● WHAT NEEDS TO BE DONE:
Reproduce the passage of the annual report excerpt starting at "The information required" and ending at "Not applicable.", keeping every word and punctuation mark unchanged.

● ARTICLE:
§
Item 8.  Consolidated Financial Statements and Supplementary Data 

The information required by this Item is included in this Report beginning at page F-1. 

Item 9.  Changes in and Disagreements with Accountants on Accounting and Financial Disclosure 

Not applicable. 

Item 9A.  Controls and Procedures 

Management’s Evaluation of Disclosure Controls and Procedures 

The Company’s management, with the participation of the Chief Executive Officer and Interim Chief Financial 
Officer, evaluated the effectiveness of the Company’s disclosure controls and procedures as of December 31, 2017.  The 
term “disclosure controls and procedures,” as defined in Rules 13a-15(e) and 15d-15(e) promulgated under the Exchange 
Act, means controls and other procedures of a company that are designed to ensure that information required to be 
disclosed by a company in the reports that it files or submits under the Exchange Act is recorded, processed, 
summarized, and reported, within the time periods specified in the SEC's rules and forms.  Disclosure controls and 
procedures include, without limitation, controls and procedures designed to ensure that information required to be 
disclosed by a company in the reports that it files or submits under the Exchange Act is accumulated and communicated 
to the company’s management, including its principal executive and principal financial officers, as appropriate to allow 
timely decisions regarding required disclosure.  Management recognizes that any controls and procedures, no matter how 
well designed and operated, can provide only reasonable assurance of achieving their objectives and management 
necessarily applies its judgment in evaluating the cost-benefit relationship of possible controls and procedures.  The 
Company’s disclosure controls and procedures are designed to provide reasonable assurance of achieving their objectives 
as described above.  Based on this evaluation, the Chief Executive Officer and Interim Chief Financial Officer concluded 
that, as of the end of the period covered by this report, the Company’s disclosure controls and procedures were effective 
at the reasonable assurance level.
§
● EXCERPTED DATA:
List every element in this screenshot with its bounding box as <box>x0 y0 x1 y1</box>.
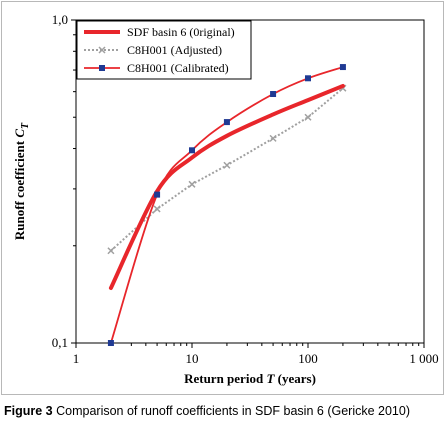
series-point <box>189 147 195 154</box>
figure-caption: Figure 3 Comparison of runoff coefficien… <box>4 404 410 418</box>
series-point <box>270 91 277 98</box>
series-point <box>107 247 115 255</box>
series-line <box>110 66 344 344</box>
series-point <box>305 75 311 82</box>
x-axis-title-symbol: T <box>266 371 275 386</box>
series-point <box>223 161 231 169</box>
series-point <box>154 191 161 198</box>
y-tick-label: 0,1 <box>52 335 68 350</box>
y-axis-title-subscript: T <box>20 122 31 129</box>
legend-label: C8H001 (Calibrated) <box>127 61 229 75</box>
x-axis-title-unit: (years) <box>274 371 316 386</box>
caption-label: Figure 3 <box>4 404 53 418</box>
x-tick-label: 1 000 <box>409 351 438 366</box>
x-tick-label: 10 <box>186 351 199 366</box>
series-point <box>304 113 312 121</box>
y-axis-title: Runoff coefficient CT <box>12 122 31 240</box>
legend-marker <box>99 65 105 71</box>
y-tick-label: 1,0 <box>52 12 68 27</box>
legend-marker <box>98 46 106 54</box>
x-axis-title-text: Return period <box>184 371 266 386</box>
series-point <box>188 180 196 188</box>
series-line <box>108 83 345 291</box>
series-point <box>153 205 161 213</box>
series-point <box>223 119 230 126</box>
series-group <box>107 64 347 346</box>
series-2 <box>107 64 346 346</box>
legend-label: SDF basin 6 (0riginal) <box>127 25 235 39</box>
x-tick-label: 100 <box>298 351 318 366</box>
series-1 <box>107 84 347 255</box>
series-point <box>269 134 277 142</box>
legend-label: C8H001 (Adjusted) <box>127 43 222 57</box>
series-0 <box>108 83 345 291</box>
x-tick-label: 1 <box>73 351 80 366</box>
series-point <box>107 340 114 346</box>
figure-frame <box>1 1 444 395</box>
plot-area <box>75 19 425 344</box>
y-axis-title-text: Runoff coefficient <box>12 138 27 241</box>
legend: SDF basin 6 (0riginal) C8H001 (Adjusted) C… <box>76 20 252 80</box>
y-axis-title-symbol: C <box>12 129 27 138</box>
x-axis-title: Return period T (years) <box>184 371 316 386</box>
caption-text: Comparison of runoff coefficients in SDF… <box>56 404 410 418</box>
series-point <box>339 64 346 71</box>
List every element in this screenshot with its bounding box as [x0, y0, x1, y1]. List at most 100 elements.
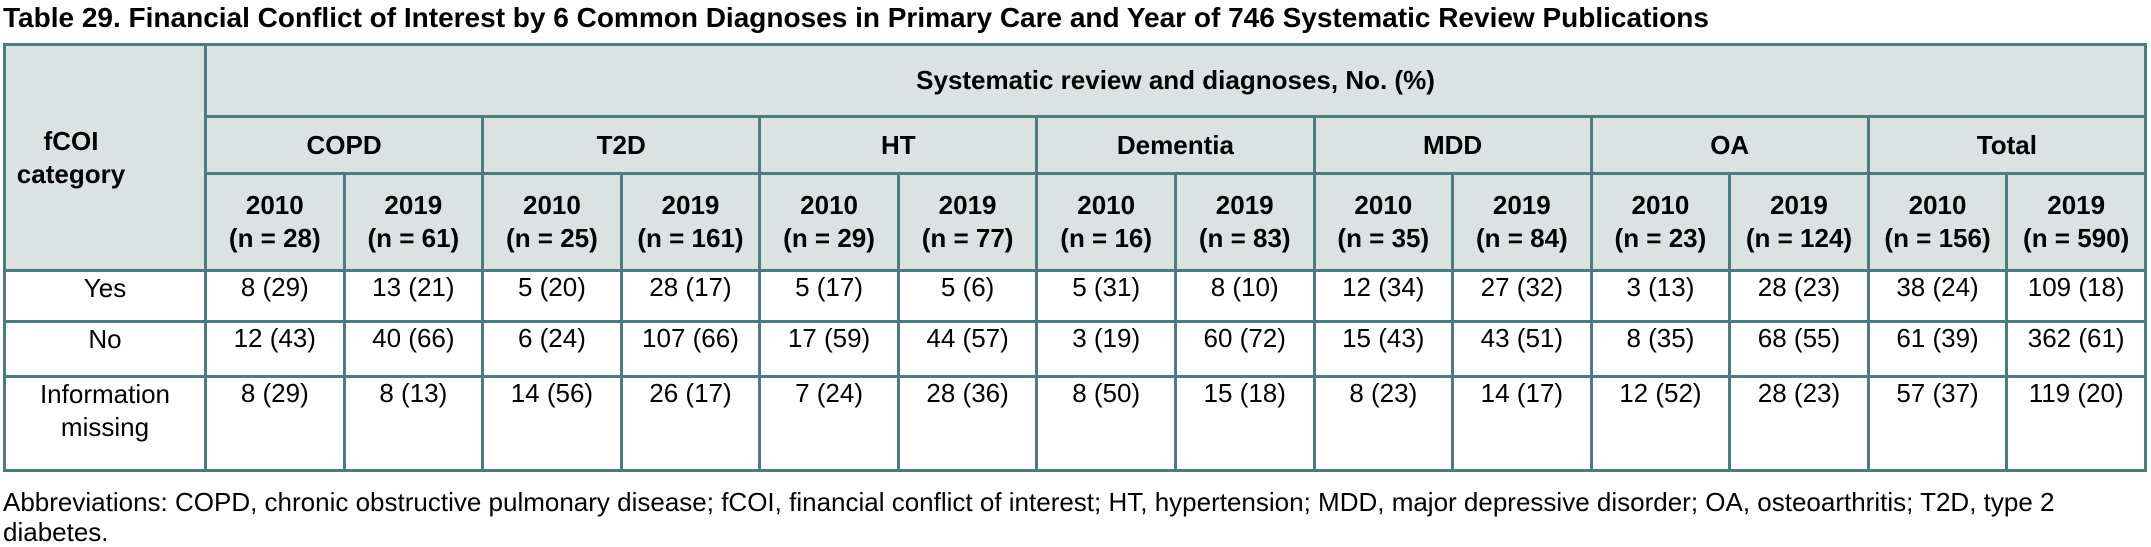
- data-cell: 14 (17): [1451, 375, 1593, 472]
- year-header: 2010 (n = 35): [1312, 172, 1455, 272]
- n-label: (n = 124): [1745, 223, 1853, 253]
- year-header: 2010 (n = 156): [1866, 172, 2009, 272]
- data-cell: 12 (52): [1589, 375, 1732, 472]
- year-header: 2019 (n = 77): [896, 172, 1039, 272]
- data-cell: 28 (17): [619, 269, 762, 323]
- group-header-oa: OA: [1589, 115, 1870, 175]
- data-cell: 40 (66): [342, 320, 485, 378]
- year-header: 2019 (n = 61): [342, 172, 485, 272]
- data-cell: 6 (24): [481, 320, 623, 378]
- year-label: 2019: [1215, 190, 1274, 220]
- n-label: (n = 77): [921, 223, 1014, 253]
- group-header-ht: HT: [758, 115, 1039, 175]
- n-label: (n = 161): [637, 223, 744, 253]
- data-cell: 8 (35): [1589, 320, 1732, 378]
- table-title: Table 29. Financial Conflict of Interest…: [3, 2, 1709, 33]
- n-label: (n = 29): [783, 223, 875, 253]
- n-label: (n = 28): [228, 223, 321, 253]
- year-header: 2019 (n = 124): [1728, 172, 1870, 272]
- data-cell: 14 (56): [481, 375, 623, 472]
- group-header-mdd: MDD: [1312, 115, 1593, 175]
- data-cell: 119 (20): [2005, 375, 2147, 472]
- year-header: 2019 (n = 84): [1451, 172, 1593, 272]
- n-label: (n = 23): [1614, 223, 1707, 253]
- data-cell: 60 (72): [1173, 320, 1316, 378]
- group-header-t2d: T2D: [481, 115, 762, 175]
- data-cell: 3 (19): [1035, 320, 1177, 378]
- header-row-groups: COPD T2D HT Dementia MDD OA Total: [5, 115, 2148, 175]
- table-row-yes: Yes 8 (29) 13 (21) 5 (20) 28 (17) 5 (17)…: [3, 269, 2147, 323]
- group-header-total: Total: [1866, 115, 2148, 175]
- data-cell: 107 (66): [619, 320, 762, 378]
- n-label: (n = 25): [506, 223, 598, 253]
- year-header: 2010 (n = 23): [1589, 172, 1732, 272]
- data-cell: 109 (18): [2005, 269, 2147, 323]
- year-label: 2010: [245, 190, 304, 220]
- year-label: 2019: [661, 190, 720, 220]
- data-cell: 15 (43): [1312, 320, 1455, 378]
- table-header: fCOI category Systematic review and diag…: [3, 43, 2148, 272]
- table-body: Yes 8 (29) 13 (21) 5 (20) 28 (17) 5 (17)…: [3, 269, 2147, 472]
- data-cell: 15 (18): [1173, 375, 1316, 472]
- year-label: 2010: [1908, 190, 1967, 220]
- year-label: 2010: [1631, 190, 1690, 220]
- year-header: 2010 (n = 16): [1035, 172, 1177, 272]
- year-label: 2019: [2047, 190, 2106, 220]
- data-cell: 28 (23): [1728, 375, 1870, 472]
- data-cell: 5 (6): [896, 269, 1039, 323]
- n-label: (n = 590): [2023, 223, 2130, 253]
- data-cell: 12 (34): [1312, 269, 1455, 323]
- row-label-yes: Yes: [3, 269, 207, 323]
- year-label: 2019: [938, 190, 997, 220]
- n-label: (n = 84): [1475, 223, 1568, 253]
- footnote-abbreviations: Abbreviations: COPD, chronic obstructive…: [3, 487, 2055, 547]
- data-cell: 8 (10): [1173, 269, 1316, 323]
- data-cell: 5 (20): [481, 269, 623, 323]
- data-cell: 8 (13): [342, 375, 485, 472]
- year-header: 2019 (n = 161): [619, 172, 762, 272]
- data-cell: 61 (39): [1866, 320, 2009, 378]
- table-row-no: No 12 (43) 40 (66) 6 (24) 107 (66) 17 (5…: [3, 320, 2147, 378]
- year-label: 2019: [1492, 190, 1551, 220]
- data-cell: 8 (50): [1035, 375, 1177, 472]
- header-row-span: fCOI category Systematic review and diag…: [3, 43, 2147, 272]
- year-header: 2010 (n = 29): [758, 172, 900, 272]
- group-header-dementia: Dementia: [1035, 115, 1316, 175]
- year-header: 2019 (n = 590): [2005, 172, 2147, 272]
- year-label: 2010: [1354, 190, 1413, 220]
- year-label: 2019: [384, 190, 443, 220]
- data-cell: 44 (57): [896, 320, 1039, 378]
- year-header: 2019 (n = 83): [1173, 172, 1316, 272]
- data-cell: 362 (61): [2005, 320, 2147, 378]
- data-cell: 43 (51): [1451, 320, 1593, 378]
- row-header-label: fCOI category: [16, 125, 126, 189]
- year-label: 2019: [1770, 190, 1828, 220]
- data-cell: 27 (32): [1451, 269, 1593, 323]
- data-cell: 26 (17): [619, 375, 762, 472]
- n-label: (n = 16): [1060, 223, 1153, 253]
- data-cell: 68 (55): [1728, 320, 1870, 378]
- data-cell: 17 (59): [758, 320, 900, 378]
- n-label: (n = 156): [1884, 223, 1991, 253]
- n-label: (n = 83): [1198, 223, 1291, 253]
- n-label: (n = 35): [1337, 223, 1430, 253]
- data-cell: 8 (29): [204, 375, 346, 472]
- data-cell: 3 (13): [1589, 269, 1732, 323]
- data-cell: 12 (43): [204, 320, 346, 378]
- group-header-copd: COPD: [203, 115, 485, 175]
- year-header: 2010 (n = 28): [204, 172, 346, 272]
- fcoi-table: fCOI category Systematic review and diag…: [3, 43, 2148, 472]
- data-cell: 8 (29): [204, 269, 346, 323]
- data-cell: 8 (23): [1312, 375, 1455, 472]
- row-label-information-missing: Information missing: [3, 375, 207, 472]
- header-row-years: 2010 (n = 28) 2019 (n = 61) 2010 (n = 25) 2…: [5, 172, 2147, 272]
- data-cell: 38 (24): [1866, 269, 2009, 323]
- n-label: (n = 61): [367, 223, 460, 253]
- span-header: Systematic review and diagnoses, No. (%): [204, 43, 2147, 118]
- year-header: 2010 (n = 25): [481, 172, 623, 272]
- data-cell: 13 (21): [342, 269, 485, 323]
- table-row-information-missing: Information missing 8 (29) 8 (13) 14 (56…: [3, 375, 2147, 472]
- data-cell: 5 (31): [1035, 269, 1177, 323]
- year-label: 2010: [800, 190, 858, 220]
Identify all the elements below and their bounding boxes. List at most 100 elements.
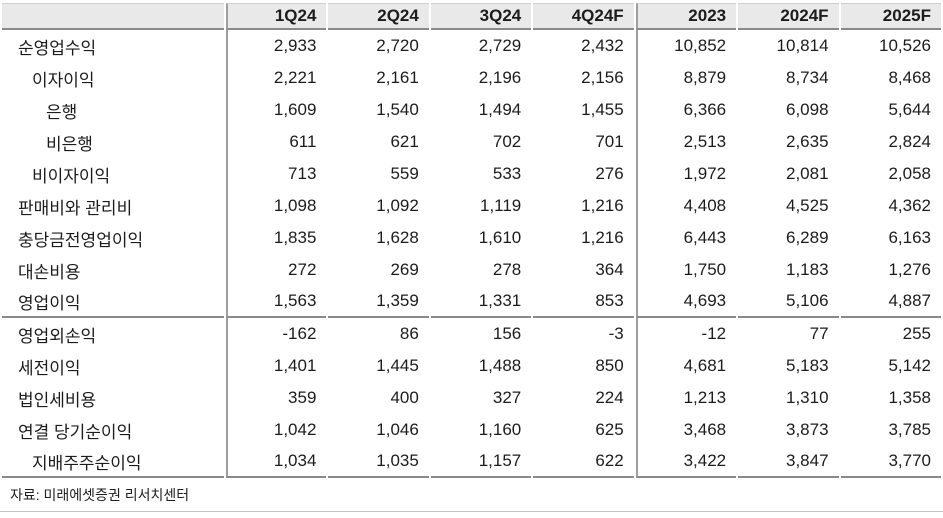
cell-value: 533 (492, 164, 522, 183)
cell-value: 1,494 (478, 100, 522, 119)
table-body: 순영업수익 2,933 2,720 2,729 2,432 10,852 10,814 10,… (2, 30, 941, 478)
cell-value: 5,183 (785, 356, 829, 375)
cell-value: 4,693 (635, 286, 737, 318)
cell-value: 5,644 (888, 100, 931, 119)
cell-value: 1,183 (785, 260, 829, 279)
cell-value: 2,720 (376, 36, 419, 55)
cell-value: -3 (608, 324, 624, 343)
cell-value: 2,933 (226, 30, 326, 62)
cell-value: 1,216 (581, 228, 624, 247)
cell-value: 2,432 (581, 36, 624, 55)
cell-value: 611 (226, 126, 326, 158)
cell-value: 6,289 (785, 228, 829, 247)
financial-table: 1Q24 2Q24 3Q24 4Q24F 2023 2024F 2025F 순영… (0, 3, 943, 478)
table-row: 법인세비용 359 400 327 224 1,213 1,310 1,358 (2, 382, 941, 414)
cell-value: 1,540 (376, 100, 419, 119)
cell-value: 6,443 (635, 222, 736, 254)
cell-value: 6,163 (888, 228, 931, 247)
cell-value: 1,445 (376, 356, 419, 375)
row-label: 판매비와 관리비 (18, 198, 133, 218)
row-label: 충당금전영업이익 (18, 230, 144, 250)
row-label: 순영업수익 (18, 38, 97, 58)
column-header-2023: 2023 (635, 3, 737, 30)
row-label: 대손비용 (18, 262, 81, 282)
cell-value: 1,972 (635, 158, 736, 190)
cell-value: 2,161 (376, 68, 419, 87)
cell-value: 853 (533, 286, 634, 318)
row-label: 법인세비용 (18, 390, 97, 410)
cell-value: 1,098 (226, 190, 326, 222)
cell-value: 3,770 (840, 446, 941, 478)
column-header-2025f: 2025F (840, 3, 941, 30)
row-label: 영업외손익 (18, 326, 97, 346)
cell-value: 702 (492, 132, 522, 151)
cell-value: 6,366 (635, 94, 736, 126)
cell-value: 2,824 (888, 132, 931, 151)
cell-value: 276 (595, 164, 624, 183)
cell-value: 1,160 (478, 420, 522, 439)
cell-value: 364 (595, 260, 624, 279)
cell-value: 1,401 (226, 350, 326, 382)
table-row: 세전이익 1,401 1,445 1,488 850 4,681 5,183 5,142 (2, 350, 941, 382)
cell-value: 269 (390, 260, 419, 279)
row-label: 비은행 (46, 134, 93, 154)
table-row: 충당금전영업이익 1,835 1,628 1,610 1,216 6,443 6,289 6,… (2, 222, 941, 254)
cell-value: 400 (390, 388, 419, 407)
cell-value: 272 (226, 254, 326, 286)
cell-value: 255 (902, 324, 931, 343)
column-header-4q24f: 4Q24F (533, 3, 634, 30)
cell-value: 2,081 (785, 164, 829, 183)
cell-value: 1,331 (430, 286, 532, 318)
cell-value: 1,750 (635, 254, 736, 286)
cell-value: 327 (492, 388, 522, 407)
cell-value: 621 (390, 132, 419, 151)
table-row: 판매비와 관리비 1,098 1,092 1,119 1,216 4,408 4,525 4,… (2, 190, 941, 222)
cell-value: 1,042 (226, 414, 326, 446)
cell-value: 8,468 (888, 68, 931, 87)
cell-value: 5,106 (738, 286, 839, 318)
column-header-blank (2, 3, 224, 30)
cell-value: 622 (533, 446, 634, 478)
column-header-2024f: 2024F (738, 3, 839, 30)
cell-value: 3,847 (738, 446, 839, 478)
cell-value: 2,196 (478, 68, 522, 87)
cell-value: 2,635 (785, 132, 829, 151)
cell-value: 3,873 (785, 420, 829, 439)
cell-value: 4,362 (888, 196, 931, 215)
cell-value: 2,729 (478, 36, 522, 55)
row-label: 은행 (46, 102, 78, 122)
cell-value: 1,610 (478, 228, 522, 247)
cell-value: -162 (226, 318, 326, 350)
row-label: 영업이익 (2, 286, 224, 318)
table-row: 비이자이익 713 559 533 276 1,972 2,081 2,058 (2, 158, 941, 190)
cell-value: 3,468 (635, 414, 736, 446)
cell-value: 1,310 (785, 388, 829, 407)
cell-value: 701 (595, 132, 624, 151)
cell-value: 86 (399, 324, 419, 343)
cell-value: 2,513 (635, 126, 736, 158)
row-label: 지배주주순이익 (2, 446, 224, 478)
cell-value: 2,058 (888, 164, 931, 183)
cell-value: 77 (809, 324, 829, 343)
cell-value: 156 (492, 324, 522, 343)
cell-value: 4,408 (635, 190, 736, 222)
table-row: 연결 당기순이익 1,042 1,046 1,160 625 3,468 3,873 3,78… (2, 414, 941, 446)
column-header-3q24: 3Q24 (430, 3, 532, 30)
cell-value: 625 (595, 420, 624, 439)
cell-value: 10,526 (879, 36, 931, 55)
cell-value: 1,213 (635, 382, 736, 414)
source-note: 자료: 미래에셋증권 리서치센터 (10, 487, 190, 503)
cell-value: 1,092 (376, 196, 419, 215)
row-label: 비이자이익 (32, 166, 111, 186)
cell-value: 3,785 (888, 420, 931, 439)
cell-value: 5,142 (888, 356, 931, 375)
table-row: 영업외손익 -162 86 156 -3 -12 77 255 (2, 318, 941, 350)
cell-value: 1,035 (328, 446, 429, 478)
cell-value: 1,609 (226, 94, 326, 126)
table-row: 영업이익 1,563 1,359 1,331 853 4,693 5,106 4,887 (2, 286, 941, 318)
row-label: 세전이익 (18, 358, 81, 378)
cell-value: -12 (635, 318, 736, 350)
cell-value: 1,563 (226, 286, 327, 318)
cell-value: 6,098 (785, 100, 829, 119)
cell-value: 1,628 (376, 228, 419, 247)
§
● EXPECTED ANSWER:
The information required by this Item is included in this Report beginning at page F-1. 

Item 9.  Changes in and Disagreements with Accountants on Accounting and Financial Disclosure 

Not applicable.